Problem to solve
Show every line of the records below that contains the word "JSON".

[Excerpt from a dataset]
— START —

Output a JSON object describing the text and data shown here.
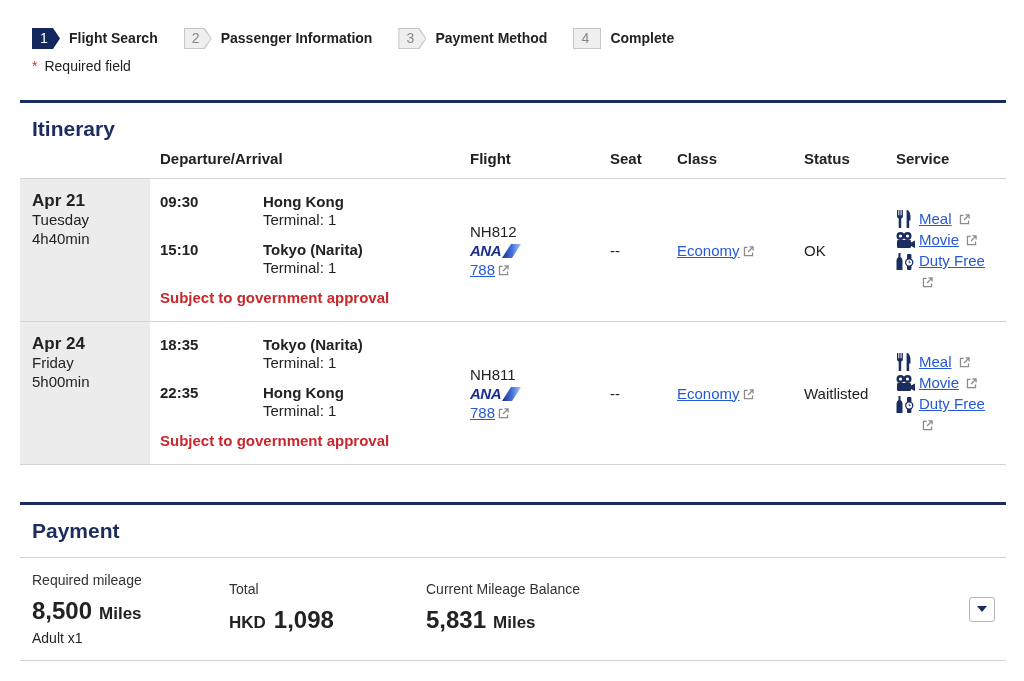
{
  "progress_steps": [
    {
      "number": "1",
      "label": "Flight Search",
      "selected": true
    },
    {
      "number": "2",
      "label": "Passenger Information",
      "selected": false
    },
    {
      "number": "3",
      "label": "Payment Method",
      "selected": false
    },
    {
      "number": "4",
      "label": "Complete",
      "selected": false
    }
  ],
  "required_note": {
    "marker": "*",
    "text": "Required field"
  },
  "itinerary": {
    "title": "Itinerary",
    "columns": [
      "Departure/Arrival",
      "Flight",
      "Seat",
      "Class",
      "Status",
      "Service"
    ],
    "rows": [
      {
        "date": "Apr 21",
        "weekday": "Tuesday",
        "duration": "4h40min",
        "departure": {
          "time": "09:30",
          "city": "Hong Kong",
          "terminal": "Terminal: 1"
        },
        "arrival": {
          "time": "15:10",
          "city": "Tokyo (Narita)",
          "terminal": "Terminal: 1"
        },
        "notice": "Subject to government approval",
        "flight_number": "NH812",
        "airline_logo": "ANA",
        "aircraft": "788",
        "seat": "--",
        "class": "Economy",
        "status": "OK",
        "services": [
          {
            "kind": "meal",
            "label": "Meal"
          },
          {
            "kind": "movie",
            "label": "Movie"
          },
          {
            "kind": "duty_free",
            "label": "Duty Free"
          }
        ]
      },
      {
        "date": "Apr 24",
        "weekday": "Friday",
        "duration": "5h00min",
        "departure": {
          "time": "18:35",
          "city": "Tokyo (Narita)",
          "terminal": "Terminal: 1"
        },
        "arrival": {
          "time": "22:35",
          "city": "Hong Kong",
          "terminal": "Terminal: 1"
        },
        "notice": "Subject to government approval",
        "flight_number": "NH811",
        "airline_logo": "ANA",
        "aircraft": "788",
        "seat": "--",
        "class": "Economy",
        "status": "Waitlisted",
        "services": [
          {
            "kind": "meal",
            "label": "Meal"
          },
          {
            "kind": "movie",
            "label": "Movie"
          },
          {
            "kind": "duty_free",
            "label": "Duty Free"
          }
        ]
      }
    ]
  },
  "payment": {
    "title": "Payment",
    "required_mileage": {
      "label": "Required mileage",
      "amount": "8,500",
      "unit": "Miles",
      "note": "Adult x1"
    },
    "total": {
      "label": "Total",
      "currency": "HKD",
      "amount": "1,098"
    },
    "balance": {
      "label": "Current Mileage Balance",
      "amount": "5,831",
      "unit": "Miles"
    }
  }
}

— END —
— START —

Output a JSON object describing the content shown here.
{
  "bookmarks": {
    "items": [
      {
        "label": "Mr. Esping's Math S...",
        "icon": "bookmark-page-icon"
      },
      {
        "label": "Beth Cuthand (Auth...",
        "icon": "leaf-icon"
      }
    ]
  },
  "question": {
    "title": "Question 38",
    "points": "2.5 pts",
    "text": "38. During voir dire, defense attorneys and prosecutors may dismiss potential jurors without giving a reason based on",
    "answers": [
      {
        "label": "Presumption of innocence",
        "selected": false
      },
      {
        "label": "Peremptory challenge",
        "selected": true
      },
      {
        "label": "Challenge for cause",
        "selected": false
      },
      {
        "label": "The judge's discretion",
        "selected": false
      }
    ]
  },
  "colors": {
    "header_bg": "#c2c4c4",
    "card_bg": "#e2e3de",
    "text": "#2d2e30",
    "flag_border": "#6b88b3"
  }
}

— END —

Result of the exercise
Output a JSON object describing the text and data shown here.
Output a JSON object describing the content shown here.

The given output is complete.